Text extract ::
※

Hi all,

This is a proposal for the enhancement of source alias value
resolution, including the default values and the alternative values,
such that we can more adequately handle any alternative URI for a given
source URI.

I've got two concepts to present in order to address this, with
different strenghts and weaknesses.

I would appreciate if people could poke holes in this proposal, and let
me know which approach you think would be better.

At this point I believe my preference is the variable expansion
approach detailed below, but I'm slightly on the fence and could be
swayed.

Any feedback would be greatly appreciated.

Cheers,
    -Tristan


Problem statement
=================
Source alias and accompanying mirror substitutions are too rigid. Since
the inception of source aliases, they have only ever been useful for
substituting a leading portion of the URI.

This means that if I have a tarball such as:

    https://ftp.gnu.org/gnu/coreutils/coreutils-9.1.tar.xz

Then I cannot easily substitute this URI with:

    https://pink-zebra.com/c/coreutils-9.1.tar.xz

In this case, depending on my mirroring solution, I may have added the
tarballs to a different path. A poor mans solution to this would be to
have an alias specifically for `coreutils` declared in project.conf and
expand it in different ways which is workable but quite inconvenient.

Worse still, is if we want to have more complex substitutions, for
example if we want to mirror our tarballs in gitlab using LFS,
depending on the gitlab instance configuration, we may need to use a
URI that looks like this:

    
https://gitlab.flying-ponies.com/api/v4/projects/1400/repository/files/gnu%2Fcoreutils%2Fcoreutils-9.1.tar.xz/raw?ref=master&lfs=true

The goal of this proposal is to have a flexible solution to more
adequately accomodate mirroring solitions.

※

Available data ::
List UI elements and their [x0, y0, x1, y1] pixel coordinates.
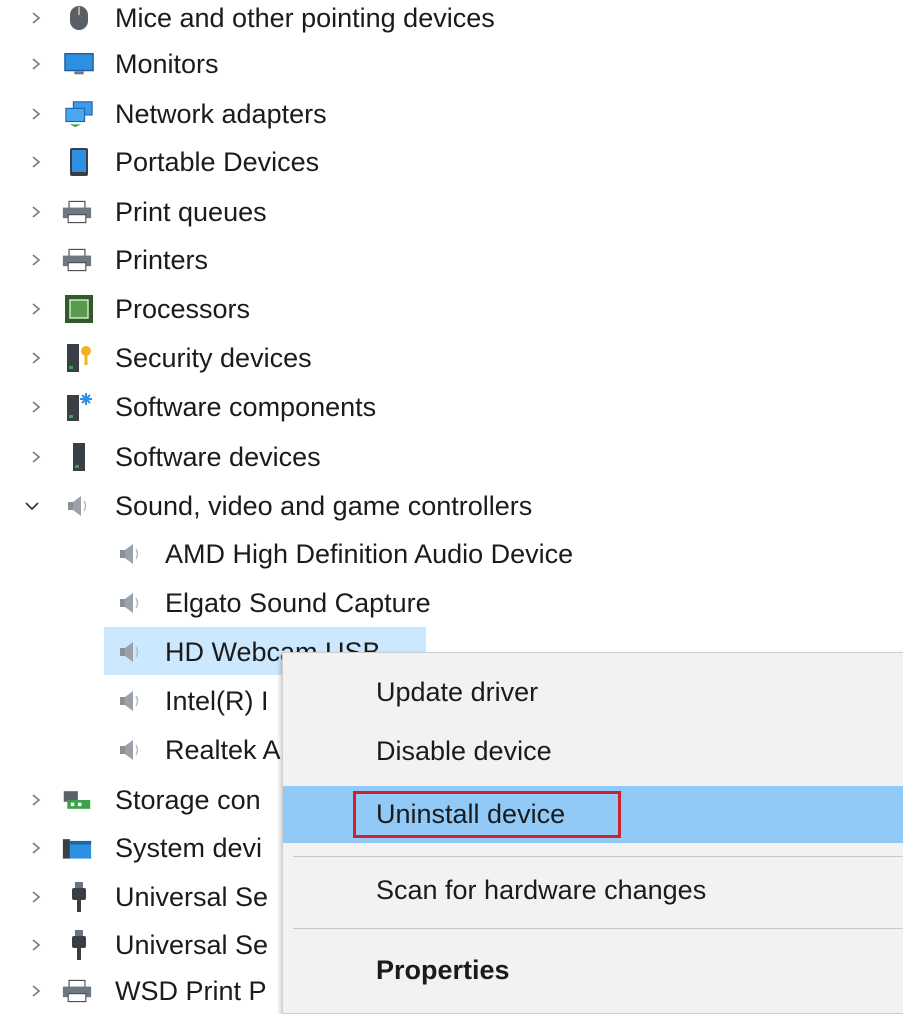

※

Exercise tasks ::
[1] Decide whether each statement agrees with the source alias proposal. Answer yes or no for each, quoting the words of the text that decide it.
(a) The author currently leans toward the variable expansion approach.
(b) Source aliases have been useful for substituting any portion of a URI.
(c) The author presents three concepts to address the problem.
[2] Answer these questions from the source alias proposal.
(a) What tarball file name appears in the example URIs?
(b) In which file would the poor man's solution declare an alias for `coreutils`?
(c) What would be used to mirror tarballs in gitlab?
[3] Proceed with the source alias proposal, starting after its last sentence.
The data plays no part in what follows.

Expected outputs ::
[1]
(a) Yes: "At this point I believe my preference is the variable expansion approach detailed below"
(b) No: "they have only ever been useful for substituting a leading portion of the URI."
(c) No: "I've got two concepts to present"

[2]
(a) coreutils-9.1.tar.xz
(b) project.conf
(c) LFS

[3]
To make the challenge interesting, we should consider the case that
there is abolutely no commonality between the origin URL and the
mirror, for instance let's consider a mirror which behaves similar to a
CAS, and the mirror URI for coreutils looks like:

    
https://potatoes.org/blobs/8a/9bcb733e2c1ea4d773c9d5061b24b7a8e29009c071a34cf5fe041f6533d981


Proposed solution(s)
====================

Variable expansion
------------------
In BuildStream 2 variable expansion is supported in sources already,
but it is not supported in alias value substitutions.

This solution would simply support variable expansion in alias values.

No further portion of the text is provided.